Task goal: Copy each line that contains the word "experiencias".

Dataset entries
* START *

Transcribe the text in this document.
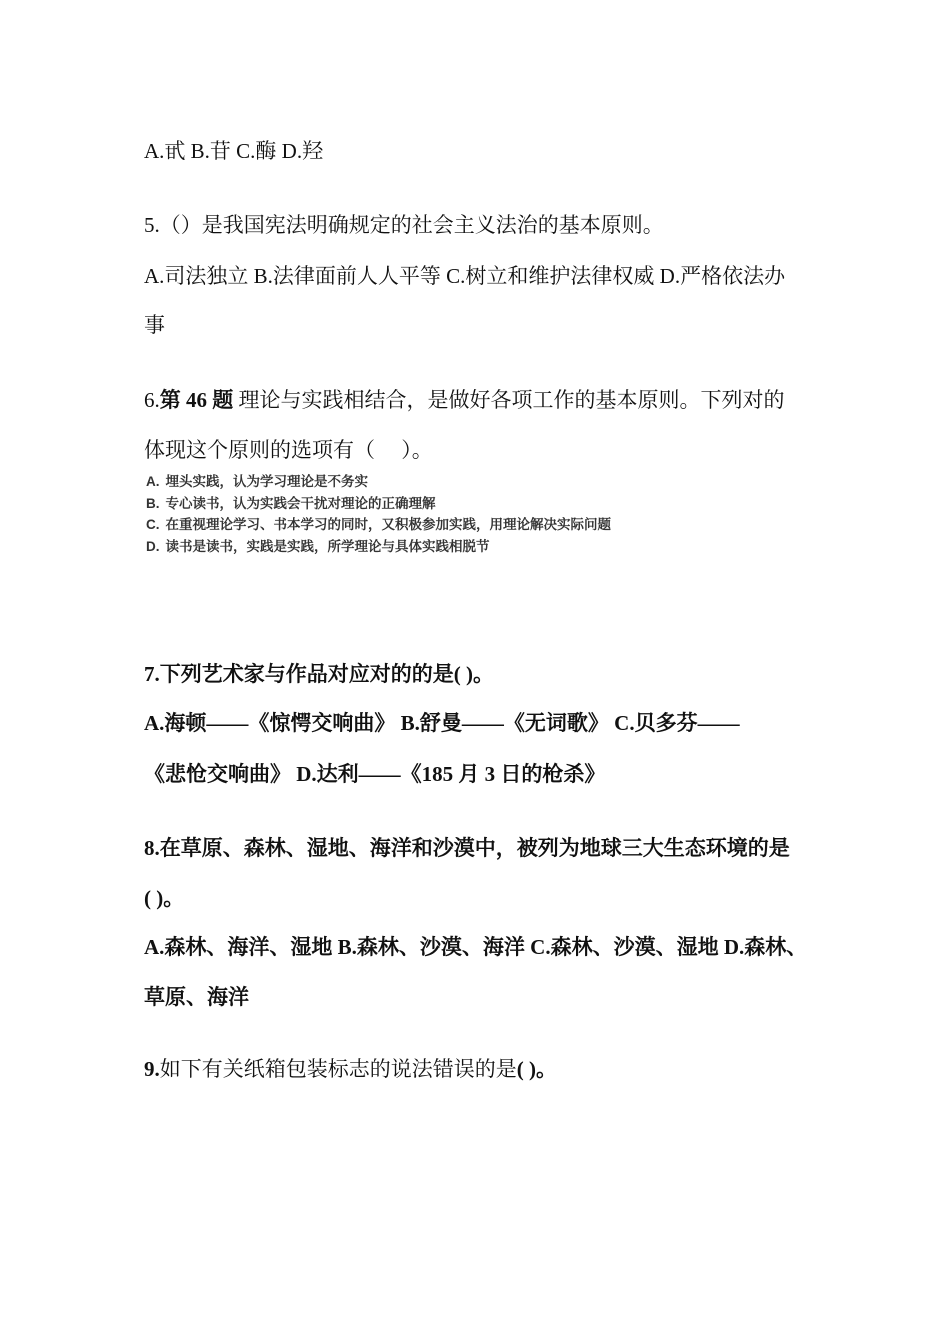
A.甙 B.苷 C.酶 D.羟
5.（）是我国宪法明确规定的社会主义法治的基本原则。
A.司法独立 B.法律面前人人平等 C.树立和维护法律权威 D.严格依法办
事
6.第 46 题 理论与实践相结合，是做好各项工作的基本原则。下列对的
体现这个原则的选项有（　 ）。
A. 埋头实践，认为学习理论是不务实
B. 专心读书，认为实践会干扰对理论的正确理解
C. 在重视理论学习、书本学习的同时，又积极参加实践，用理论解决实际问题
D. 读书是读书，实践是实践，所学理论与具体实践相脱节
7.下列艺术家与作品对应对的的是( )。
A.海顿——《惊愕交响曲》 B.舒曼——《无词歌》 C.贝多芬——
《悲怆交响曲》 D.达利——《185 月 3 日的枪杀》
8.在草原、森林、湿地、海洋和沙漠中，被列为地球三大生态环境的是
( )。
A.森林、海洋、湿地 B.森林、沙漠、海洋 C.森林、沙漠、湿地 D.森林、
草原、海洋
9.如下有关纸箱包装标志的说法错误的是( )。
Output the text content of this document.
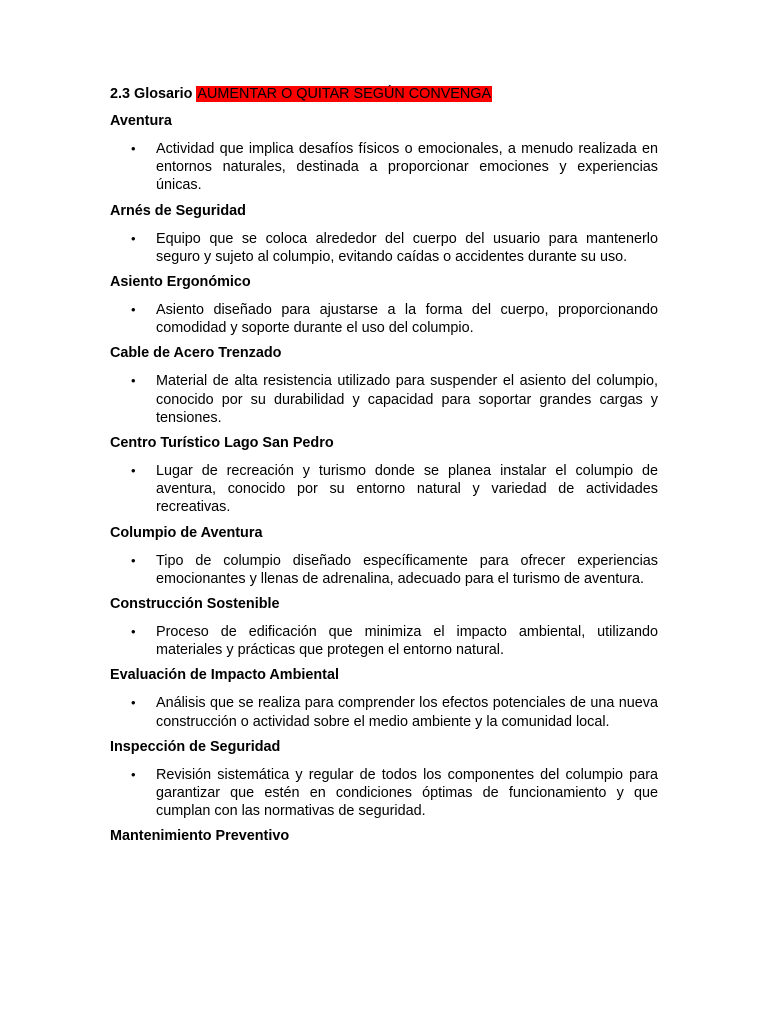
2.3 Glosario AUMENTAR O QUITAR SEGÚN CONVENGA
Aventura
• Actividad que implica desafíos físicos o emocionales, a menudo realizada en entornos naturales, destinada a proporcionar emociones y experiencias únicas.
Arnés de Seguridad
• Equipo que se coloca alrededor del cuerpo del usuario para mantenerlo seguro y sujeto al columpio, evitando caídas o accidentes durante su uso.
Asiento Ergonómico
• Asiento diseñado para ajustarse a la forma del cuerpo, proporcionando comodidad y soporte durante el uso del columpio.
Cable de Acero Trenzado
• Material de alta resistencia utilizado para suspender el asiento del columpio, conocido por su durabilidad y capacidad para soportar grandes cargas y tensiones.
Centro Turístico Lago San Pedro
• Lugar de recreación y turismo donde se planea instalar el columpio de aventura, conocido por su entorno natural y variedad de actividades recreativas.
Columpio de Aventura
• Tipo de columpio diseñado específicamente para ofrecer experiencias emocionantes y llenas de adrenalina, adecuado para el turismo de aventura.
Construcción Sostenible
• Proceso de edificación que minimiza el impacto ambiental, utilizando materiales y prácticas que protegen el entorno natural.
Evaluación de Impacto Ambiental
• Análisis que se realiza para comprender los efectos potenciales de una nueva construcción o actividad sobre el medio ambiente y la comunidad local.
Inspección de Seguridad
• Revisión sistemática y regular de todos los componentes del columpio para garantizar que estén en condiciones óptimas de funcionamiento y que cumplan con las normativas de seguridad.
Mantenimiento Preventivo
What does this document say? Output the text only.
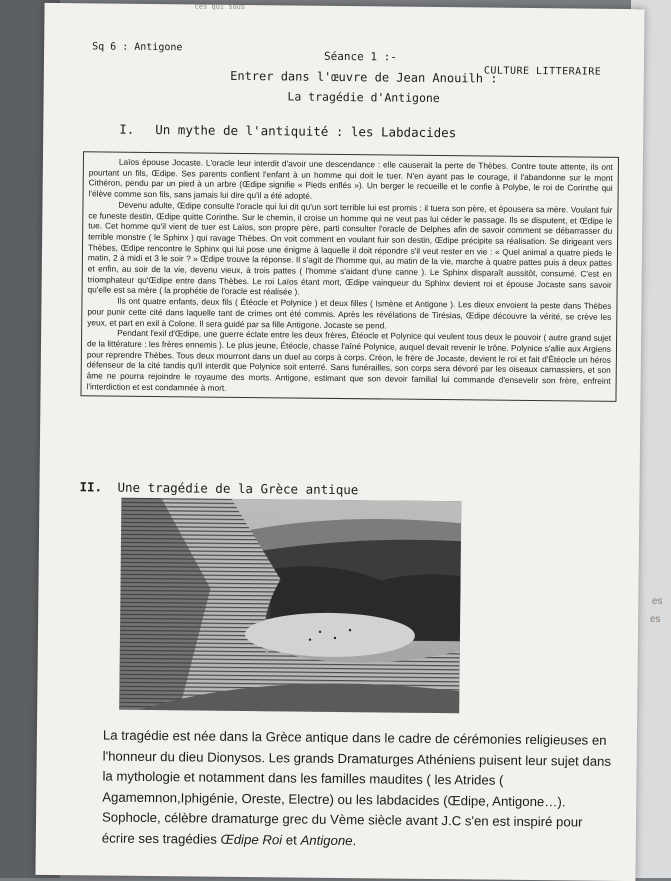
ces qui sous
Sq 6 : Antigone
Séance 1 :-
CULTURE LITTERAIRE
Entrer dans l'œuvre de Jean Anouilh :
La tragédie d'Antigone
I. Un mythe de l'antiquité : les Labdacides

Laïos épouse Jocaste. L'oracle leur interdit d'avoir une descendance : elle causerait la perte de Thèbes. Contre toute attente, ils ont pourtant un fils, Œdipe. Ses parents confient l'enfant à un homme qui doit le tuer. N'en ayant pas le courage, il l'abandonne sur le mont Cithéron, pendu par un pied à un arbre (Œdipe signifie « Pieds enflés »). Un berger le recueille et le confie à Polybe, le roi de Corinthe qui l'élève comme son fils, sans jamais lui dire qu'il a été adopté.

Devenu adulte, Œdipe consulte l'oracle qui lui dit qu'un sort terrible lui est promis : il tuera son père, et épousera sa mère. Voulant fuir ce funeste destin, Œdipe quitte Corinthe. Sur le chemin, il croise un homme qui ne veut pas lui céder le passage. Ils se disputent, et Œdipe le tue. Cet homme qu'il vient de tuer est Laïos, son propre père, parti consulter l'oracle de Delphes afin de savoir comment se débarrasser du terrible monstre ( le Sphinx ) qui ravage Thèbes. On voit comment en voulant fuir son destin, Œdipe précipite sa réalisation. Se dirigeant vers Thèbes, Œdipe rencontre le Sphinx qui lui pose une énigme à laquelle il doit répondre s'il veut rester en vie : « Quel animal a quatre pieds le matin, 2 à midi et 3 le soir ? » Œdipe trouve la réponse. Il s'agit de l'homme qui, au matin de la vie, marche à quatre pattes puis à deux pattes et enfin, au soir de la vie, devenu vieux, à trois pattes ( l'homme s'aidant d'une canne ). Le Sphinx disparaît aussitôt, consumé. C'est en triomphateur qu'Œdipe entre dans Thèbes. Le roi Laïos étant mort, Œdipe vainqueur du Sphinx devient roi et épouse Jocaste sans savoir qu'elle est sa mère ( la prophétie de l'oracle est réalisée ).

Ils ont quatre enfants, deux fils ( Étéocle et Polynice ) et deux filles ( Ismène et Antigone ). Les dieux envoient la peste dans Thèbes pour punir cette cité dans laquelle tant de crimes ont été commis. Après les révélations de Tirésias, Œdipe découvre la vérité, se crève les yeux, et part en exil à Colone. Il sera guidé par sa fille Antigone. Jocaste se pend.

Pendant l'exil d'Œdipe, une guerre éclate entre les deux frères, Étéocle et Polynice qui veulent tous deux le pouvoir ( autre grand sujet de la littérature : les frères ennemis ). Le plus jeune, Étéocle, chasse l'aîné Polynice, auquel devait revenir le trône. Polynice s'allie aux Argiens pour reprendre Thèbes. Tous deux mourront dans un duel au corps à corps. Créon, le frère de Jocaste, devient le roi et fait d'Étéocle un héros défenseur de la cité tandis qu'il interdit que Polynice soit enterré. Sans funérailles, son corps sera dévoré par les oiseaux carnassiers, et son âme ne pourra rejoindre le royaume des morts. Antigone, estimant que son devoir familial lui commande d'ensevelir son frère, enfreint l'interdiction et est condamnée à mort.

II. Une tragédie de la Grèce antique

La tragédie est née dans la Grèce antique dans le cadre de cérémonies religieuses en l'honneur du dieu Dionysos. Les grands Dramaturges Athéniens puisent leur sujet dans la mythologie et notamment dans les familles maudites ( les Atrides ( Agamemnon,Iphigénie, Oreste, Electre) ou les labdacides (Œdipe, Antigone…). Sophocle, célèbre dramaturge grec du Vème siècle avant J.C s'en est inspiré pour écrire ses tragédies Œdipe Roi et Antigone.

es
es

* END *

Solution below:
• Actividad que implica desafíos físicos o emocionales, a menudo realizada en entornos naturales, destinada a proporcionar emociones y experiencias únicas.
• Tipo de columpio diseñado específicamente para ofrecer experiencias emocionantes y llenas de adrenalina, adecuado para el turismo de aventura.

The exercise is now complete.